◆ The request
Output all of the entries exactly as written.
** start Exercise data **
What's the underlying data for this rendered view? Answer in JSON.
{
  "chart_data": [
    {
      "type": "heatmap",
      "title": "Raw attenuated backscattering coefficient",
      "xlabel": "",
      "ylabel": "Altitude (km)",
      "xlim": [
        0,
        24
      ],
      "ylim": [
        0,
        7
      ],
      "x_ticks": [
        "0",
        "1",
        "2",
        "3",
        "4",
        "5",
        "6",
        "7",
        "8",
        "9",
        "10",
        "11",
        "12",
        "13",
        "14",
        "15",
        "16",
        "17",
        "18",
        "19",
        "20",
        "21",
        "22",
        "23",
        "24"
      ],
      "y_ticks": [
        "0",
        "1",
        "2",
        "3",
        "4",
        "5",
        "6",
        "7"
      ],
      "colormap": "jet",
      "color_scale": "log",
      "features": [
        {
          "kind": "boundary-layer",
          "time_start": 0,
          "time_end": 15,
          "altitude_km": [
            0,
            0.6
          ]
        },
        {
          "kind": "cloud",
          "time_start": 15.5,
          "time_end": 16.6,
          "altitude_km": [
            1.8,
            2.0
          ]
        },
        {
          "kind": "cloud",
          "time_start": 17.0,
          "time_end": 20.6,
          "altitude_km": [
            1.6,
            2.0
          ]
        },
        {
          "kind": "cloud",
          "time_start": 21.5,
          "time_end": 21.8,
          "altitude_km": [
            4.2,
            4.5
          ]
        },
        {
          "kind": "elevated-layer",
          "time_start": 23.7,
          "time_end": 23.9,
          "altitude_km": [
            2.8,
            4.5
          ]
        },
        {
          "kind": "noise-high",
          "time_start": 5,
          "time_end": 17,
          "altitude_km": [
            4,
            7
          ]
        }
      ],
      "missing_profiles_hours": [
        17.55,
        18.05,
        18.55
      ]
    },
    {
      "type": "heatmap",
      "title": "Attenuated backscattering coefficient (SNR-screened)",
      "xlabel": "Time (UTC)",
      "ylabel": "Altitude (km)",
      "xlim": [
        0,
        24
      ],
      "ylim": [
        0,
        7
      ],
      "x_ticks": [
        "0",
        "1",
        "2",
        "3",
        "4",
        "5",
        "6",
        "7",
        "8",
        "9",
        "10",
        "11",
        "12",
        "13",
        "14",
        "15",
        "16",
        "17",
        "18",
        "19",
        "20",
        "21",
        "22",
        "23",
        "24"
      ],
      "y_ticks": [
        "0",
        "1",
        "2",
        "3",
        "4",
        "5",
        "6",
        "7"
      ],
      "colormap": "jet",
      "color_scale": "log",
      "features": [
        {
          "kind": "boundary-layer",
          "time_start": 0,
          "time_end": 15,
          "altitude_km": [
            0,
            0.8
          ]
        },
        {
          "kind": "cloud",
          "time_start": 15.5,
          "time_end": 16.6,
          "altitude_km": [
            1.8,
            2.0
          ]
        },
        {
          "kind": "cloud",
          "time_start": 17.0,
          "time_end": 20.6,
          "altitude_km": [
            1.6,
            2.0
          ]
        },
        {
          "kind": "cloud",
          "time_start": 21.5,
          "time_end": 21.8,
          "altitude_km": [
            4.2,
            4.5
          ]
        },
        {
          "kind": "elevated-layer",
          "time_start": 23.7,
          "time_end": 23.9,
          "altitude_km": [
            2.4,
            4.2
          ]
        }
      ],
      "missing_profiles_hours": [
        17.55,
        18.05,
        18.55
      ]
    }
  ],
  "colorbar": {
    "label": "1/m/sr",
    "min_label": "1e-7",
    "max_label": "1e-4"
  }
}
** end Exercise data **
◆ Reply
What's the underlying data for this rendered view? Answer in JSON.
{
  "chart_data": [
    {
      "type": "heatmap",
      "title": "Raw attenuated backscattering coefficient",
      "xlabel": "",
      "ylabel": "Altitude (km)",
      "xlim": [
        0,
        24
      ],
      "ylim": [
        0,
        7
      ],
      "x_ticks": [
        "0",
        "1",
        "2",
        "3",
        "4",
        "5",
        "6",
        "7",
        "8",
        "9",
        "10",
        "11",
        "12",
        "13",
        "14",
        "15",
        "16",
        "17",
        "18",
        "19",
        "20",
        "21",
        "22",
        "23",
        "24"
      ],
      "y_ticks": [
        "0",
        "1",
        "2",
        "3",
        "4",
        "5",
        "6",
        "7"
      ],
      "colormap": "jet",
      "color_scale": "log",
      "features": [
        {
          "kind": "boundary-layer",
          "time_start": 0,
          "time_end": 15,
          "altitude_km": [
            0,
            0.6
          ]
        },
        {
          "kind": "cloud",
          "time_start": 15.5,
          "time_end": 16.6,
          "altitude_km": [
            1.8,
            2.0
          ]
        },
        {
          "kind": "cloud",
          "time_start": 17.0,
          "time_end": 20.6,
          "altitude_km": [
            1.6,
            2.0
          ]
        },
        {
          "kind": "cloud",
          "time_start": 21.5,
          "time_end": 21.8,
          "altitude_km": [
            4.2,
            4.5
          ]
        },
        {
          "kind": "elevated-layer",
          "time_start": 23.7,
          "time_end": 23.9,
          "altitude_km": [
            2.8,
            4.5
          ]
        },
        {
          "kind": "noise-high",
          "time_start": 5,
          "time_end": 17,
          "altitude_km": [
            4,
            7
          ]
        }
      ],
      "missing_profiles_hours": [
        17.55,
        18.05,
        18.55
      ]
    },
    {
      "type": "heatmap",
      "title": "Attenuated backscattering coefficient (SNR-screened)",
      "xlabel": "Time (UTC)",
      "ylabel": "Altitude (km)",
      "xlim": [
        0,
        24
      ],
      "ylim": [
        0,
        7
      ],
      "x_ticks": [
        "0",
        "1",
        "2",
        "3",
        "4",
        "5",
        "6",
        "7",
        "8",
        "9",
        "10",
        "11",
        "12",
        "13",
        "14",
        "15",
        "16",
        "17",
        "18",
        "19",
        "20",
        "21",
        "22",
        "23",
        "24"
      ],
      "y_ticks": [
        "0",
        "1",
        "2",
        "3",
        "4",
        "5",
        "6",
        "7"
      ],
      "colormap": "jet",
      "color_scale": "log",
      "features": [
        {
          "kind": "boundary-layer",
          "time_start": 0,
          "time_end": 15,
          "altitude_km": [
            0,
            0.8
          ]
        },
        {
          "kind": "cloud",
          "time_start": 15.5,
          "time_end": 16.6,
          "altitude_km": [
            1.8,
            2.0
          ]
        },
        {
          "kind": "cloud",
          "time_start": 17.0,
          "time_end": 20.6,
          "altitude_km": [
            1.6,
            2.0
          ]
        },
        {
          "kind": "cloud",
          "time_start": 21.5,
          "time_end": 21.8,
          "altitude_km": [
            4.2,
            4.5
          ]
        },
        {
          "kind": "elevated-layer",
          "time_start": 23.7,
          "time_end": 23.9,
          "altitude_km": [
            2.4,
            4.2
          ]
        }
      ],
      "missing_profiles_hours": [
        17.55,
        18.05,
        18.55
      ]
    }
  ],
  "colorbar": {
    "label": "1/m/sr",
    "min_label": "1e-7",
    "max_label": "1e-4"
  }
}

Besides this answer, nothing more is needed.